- Goal of the exercise
Give all of the lines again, with nothing added or dropped.

Dataset items
──────

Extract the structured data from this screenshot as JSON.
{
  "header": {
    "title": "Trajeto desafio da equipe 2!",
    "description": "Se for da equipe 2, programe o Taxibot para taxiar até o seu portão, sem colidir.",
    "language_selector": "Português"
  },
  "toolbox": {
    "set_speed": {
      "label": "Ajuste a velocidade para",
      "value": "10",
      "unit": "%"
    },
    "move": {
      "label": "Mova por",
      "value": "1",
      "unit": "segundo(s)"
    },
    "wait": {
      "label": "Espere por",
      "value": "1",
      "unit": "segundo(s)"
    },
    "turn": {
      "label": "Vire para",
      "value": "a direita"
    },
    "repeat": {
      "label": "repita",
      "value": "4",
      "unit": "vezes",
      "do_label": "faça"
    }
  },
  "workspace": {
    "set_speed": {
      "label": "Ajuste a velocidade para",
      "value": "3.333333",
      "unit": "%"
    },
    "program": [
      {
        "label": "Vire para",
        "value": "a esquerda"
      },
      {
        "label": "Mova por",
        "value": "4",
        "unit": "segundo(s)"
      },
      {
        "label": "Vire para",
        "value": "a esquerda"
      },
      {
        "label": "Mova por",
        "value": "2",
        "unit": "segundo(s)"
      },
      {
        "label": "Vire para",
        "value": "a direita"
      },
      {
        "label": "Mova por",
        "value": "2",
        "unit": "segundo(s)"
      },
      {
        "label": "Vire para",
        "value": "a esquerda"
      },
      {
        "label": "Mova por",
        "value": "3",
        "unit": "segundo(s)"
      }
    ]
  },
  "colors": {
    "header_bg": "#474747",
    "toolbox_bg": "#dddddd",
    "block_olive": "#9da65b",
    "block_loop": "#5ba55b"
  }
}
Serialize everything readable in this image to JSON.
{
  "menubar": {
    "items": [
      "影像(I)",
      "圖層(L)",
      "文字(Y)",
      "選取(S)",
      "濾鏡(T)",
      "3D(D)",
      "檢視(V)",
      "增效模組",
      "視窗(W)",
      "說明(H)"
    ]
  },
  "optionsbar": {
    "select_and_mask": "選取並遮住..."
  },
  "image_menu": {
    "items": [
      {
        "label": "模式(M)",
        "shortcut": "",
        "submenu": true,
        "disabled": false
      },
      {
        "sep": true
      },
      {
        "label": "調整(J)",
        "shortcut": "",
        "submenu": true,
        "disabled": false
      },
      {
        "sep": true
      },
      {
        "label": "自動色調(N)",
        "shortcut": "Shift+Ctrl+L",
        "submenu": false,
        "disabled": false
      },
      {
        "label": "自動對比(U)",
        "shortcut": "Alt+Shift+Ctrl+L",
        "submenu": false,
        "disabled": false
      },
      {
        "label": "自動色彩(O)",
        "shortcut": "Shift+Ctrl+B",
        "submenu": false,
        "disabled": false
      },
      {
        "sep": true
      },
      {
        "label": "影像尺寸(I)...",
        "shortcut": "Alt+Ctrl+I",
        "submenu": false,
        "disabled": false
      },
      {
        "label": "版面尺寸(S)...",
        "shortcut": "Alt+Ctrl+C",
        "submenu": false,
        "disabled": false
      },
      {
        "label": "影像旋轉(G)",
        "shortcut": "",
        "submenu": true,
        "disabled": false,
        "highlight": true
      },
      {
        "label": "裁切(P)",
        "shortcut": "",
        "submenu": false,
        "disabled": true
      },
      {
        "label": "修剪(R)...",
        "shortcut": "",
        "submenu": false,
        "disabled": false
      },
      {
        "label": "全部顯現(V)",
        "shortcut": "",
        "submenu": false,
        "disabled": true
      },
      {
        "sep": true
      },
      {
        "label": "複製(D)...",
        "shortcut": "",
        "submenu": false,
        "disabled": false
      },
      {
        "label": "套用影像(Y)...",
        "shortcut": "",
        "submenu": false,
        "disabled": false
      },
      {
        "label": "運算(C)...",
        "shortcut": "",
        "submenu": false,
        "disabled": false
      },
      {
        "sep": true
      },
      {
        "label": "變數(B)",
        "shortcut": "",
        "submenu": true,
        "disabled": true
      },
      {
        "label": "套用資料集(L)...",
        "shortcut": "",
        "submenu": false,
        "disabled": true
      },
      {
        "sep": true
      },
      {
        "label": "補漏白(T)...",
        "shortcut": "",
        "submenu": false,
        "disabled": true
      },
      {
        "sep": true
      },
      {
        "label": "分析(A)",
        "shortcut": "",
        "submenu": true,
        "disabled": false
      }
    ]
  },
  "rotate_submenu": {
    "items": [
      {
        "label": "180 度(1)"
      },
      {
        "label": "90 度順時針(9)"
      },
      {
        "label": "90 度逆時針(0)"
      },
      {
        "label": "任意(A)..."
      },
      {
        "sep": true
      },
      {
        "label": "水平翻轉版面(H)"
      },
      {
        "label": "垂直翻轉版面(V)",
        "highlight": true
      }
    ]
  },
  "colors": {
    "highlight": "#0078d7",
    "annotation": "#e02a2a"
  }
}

──────

- Finished answer
Extract the structured data from this screenshot as JSON.
{
  "header": {
    "title": "Trajeto desafio da equipe 2!",
    "description": "Se for da equipe 2, programe o Taxibot para taxiar até o seu portão, sem colidir.",
    "language_selector": "Português"
  },
  "toolbox": {
    "set_speed": {
      "label": "Ajuste a velocidade para",
      "value": "10",
      "unit": "%"
    },
    "move": {
      "label": "Mova por",
      "value": "1",
      "unit": "segundo(s)"
    },
    "wait": {
      "label": "Espere por",
      "value": "1",
      "unit": "segundo(s)"
    },
    "turn": {
      "label": "Vire para",
      "value": "a direita"
    },
    "repeat": {
      "label": "repita",
      "value": "4",
      "unit": "vezes",
      "do_label": "faça"
    }
  },
  "workspace": {
    "set_speed": {
      "label": "Ajuste a velocidade para",
      "value": "3.333333",
      "unit": "%"
    },
    "program": [
      {
        "label": "Vire para",
        "value": "a esquerda"
      },
      {
        "label": "Mova por",
        "value": "4",
        "unit": "segundo(s)"
      },
      {
        "label": "Vire para",
        "value": "a esquerda"
      },
      {
        "label": "Mova por",
        "value": "2",
        "unit": "segundo(s)"
      },
      {
        "label": "Vire para",
        "value": "a direita"
      },
      {
        "label": "Mova por",
        "value": "2",
        "unit": "segundo(s)"
      },
      {
        "label": "Vire para",
        "value": "a esquerda"
      },
      {
        "label": "Mova por",
        "value": "3",
        "unit": "segundo(s)"
      }
    ]
  },
  "colors": {
    "header_bg": "#474747",
    "toolbox_bg": "#dddddd",
    "block_olive": "#9da65b",
    "block_loop": "#5ba55b"
  }
}
Serialize everything readable in this image to JSON.
{
  "menubar": {
    "items": [
      "影像(I)",
      "圖層(L)",
      "文字(Y)",
      "選取(S)",
      "濾鏡(T)",
      "3D(D)",
      "檢視(V)",
      "增效模組",
      "視窗(W)",
      "說明(H)"
    ]
  },
  "optionsbar": {
    "select_and_mask": "選取並遮住..."
  },
  "image_menu": {
    "items": [
      {
        "label": "模式(M)",
        "shortcut": "",
        "submenu": true,
        "disabled": false
      },
      {
        "sep": true
      },
      {
        "label": "調整(J)",
        "shortcut": "",
        "submenu": true,
        "disabled": false
      },
      {
        "sep": true
      },
      {
        "label": "自動色調(N)",
        "shortcut": "Shift+Ctrl+L",
        "submenu": false,
        "disabled": false
      },
      {
        "label": "自動對比(U)",
        "shortcut": "Alt+Shift+Ctrl+L",
        "submenu": false,
        "disabled": false
      },
      {
        "label": "自動色彩(O)",
        "shortcut": "Shift+Ctrl+B",
        "submenu": false,
        "disabled": false
      },
      {
        "sep": true
      },
      {
        "label": "影像尺寸(I)...",
        "shortcut": "Alt+Ctrl+I",
        "submenu": false,
        "disabled": false
      },
      {
        "label": "版面尺寸(S)...",
        "shortcut": "Alt+Ctrl+C",
        "submenu": false,
        "disabled": false
      },
      {
        "label": "影像旋轉(G)",
        "shortcut": "",
        "submenu": true,
        "disabled": false,
        "highlight": true
      },
      {
        "label": "裁切(P)",
        "shortcut": "",
        "submenu": false,
        "disabled": true
      },
      {
        "label": "修剪(R)...",
        "shortcut": "",
        "submenu": false,
        "disabled": false
      },
      {
        "label": "全部顯現(V)",
        "shortcut": "",
        "submenu": false,
        "disabled": true
      },
      {
        "sep": true
      },
      {
        "label": "複製(D)...",
        "shortcut": "",
        "submenu": false,
        "disabled": false
      },
      {
        "label": "套用影像(Y)...",
        "shortcut": "",
        "submenu": false,
        "disabled": false
      },
      {
        "label": "運算(C)...",
        "shortcut": "",
        "submenu": false,
        "disabled": false
      },
      {
        "sep": true
      },
      {
        "label": "變數(B)",
        "shortcut": "",
        "submenu": true,
        "disabled": true
      },
      {
        "label": "套用資料集(L)...",
        "shortcut": "",
        "submenu": false,
        "disabled": true
      },
      {
        "sep": true
      },
      {
        "label": "補漏白(T)...",
        "shortcut": "",
        "submenu": false,
        "disabled": true
      },
      {
        "sep": true
      },
      {
        "label": "分析(A)",
        "shortcut": "",
        "submenu": true,
        "disabled": false
      }
    ]
  },
  "rotate_submenu": {
    "items": [
      {
        "label": "180 度(1)"
      },
      {
        "label": "90 度順時針(9)"
      },
      {
        "label": "90 度逆時針(0)"
      },
      {
        "label": "任意(A)..."
      },
      {
        "sep": true
      },
      {
        "label": "水平翻轉版面(H)"
      },
      {
        "label": "垂直翻轉版面(V)",
        "highlight": true
      }
    ]
  },
  "colors": {
    "highlight": "#0078d7",
    "annotation": "#e02a2a"
  }
}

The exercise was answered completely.